--- Stored rows ---

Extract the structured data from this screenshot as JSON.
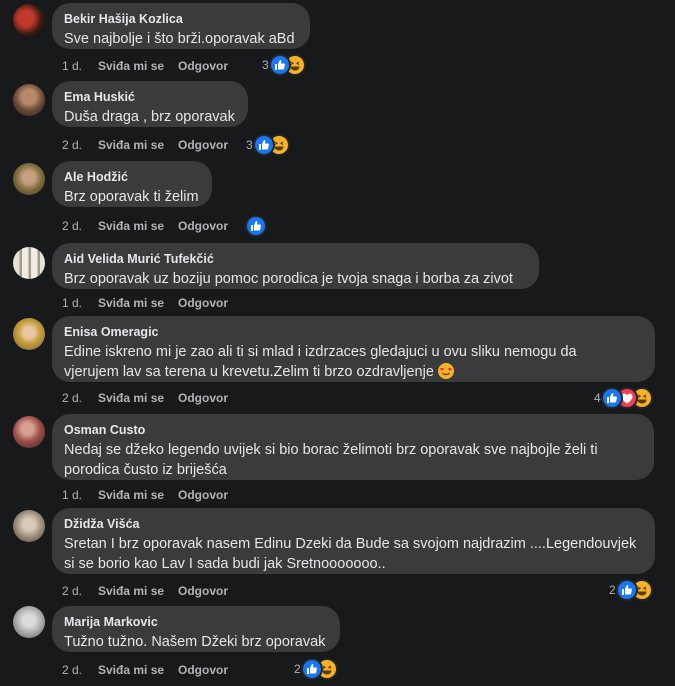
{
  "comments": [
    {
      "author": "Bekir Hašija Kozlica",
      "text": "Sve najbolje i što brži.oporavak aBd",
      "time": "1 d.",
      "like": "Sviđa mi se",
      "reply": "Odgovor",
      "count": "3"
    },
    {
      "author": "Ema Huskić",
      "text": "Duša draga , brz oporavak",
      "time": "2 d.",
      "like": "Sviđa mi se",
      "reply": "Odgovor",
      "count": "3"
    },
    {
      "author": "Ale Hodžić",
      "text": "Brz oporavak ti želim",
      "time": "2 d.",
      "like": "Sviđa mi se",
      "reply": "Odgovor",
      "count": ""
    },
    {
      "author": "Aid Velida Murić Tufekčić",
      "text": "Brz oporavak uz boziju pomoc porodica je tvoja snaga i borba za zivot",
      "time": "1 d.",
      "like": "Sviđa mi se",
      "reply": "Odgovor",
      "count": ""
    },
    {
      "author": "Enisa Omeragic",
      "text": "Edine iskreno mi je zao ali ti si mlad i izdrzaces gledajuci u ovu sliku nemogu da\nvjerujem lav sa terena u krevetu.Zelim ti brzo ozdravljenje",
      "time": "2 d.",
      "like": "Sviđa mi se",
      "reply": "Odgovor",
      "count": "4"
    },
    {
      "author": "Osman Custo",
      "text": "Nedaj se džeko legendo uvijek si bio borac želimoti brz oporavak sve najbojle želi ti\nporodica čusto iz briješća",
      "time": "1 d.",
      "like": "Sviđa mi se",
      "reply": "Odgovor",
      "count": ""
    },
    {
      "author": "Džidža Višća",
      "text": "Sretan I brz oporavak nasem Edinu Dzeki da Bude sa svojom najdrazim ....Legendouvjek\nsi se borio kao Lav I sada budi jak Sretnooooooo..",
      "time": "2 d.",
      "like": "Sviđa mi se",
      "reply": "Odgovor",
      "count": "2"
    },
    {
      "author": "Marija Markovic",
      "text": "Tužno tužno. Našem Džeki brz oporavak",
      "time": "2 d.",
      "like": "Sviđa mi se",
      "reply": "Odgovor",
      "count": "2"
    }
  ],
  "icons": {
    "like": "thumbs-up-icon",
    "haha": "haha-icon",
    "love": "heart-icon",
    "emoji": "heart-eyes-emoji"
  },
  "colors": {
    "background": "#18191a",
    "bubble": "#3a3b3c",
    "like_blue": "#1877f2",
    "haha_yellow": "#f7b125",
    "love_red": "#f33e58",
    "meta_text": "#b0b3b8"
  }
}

---

Your instructions: Locate all lines in the listing above with the word "author" and copy them.

Final result:
      "author": "Bekir Hašija Kozlica",
      "author": "Ema Huskić",
      "author": "Ale Hodžić",
      "author": "Aid Velida Murić Tufekčić",
      "author": "Enisa Omeragic",
      "author": "Osman Custo",
      "author": "Džidža Višća",
      "author": "Marija Markovic",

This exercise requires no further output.